-- Exercise brief --
What follows is a block of records; reproduce all of it verbatim.

-- Material for this task --

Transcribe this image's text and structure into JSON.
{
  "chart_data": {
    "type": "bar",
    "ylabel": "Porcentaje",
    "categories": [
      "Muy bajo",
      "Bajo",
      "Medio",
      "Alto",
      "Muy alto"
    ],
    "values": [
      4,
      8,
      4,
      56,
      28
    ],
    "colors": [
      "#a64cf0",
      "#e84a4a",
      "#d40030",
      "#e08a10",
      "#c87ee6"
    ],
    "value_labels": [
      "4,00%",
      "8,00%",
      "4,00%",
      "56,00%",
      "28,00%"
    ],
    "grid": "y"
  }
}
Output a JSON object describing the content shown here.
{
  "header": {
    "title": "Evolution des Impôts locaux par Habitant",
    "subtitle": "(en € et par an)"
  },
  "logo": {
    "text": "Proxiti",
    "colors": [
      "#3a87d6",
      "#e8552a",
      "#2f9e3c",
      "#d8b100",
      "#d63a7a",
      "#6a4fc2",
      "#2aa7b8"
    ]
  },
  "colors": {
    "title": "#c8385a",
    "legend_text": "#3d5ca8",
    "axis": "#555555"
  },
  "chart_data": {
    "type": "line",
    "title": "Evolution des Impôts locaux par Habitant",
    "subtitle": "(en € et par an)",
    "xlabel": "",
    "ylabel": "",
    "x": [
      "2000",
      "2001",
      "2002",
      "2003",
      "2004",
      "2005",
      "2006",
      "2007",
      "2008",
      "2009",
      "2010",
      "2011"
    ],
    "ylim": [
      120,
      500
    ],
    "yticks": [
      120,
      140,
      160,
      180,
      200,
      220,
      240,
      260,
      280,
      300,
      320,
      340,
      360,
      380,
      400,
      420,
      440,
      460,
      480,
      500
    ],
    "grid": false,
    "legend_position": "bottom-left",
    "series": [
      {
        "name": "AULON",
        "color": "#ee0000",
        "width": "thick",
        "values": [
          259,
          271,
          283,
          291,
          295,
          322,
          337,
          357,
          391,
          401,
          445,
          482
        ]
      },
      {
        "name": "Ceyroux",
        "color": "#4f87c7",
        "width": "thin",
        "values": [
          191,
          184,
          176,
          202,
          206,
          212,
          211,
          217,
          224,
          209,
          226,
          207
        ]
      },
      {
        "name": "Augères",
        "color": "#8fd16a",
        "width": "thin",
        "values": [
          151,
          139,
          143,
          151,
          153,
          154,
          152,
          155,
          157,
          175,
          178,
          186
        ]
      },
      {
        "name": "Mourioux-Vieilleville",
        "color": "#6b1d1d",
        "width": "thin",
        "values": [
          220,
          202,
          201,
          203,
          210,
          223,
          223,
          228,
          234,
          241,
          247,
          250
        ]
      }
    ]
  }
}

-- The answer --
Transcribe this image's text and structure into JSON.
{
  "chart_data": {
    "type": "bar",
    "ylabel": "Porcentaje",
    "categories": [
      "Muy bajo",
      "Bajo",
      "Medio",
      "Alto",
      "Muy alto"
    ],
    "values": [
      4,
      8,
      4,
      56,
      28
    ],
    "colors": [
      "#a64cf0",
      "#e84a4a",
      "#d40030",
      "#e08a10",
      "#c87ee6"
    ],
    "value_labels": [
      "4,00%",
      "8,00%",
      "4,00%",
      "56,00%",
      "28,00%"
    ],
    "grid": "y"
  }
}
Output a JSON object describing the content shown here.
{
  "header": {
    "title": "Evolution des Impôts locaux par Habitant",
    "subtitle": "(en € et par an)"
  },
  "logo": {
    "text": "Proxiti",
    "colors": [
      "#3a87d6",
      "#e8552a",
      "#2f9e3c",
      "#d8b100",
      "#d63a7a",
      "#6a4fc2",
      "#2aa7b8"
    ]
  },
  "colors": {
    "title": "#c8385a",
    "legend_text": "#3d5ca8",
    "axis": "#555555"
  },
  "chart_data": {
    "type": "line",
    "title": "Evolution des Impôts locaux par Habitant",
    "subtitle": "(en € et par an)",
    "xlabel": "",
    "ylabel": "",
    "x": [
      "2000",
      "2001",
      "2002",
      "2003",
      "2004",
      "2005",
      "2006",
      "2007",
      "2008",
      "2009",
      "2010",
      "2011"
    ],
    "ylim": [
      120,
      500
    ],
    "yticks": [
      120,
      140,
      160,
      180,
      200,
      220,
      240,
      260,
      280,
      300,
      320,
      340,
      360,
      380,
      400,
      420,
      440,
      460,
      480,
      500
    ],
    "grid": false,
    "legend_position": "bottom-left",
    "series": [
      {
        "name": "AULON",
        "color": "#ee0000",
        "width": "thick",
        "values": [
          259,
          271,
          283,
          291,
          295,
          322,
          337,
          357,
          391,
          401,
          445,
          482
        ]
      },
      {
        "name": "Ceyroux",
        "color": "#4f87c7",
        "width": "thin",
        "values": [
          191,
          184,
          176,
          202,
          206,
          212,
          211,
          217,
          224,
          209,
          226,
          207
        ]
      },
      {
        "name": "Augères",
        "color": "#8fd16a",
        "width": "thin",
        "values": [
          151,
          139,
          143,
          151,
          153,
          154,
          152,
          155,
          157,
          175,
          178,
          186
        ]
      },
      {
        "name": "Mourioux-Vieilleville",
        "color": "#6b1d1d",
        "width": "thin",
        "values": [
          220,
          202,
          201,
          203,
          210,
          223,
          223,
          228,
          234,
          241,
          247,
          250
        ]
      }
    ]
  }
}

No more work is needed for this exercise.